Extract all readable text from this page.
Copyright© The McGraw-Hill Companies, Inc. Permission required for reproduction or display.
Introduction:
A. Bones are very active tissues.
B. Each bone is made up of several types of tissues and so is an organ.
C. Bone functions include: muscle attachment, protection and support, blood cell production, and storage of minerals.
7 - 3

==

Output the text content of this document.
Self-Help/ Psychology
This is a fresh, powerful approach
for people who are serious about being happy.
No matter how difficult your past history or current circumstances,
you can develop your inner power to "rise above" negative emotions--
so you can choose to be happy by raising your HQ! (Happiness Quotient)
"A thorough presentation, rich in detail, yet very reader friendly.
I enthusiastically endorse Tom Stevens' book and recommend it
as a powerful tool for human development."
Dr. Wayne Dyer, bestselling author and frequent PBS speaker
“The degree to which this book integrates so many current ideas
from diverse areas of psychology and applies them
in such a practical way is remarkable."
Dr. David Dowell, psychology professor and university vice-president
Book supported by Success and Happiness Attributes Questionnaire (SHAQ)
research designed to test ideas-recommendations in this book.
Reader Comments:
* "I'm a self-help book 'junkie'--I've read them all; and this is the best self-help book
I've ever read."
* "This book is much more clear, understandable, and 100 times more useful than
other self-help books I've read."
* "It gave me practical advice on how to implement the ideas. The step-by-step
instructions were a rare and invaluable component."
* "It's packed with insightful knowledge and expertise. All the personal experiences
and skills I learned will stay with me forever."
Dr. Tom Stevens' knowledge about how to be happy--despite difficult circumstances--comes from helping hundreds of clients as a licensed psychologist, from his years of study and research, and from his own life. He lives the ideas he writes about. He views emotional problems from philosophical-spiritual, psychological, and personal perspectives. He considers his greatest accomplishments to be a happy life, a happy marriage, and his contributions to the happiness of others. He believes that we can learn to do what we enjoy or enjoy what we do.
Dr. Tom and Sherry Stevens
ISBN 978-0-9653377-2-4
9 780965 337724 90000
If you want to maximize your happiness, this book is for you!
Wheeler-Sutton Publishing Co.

* **Task to carry out**: Count how many lines in the data above hold the string "powerful", and give the number with no other words.

* **Output for this task**: 2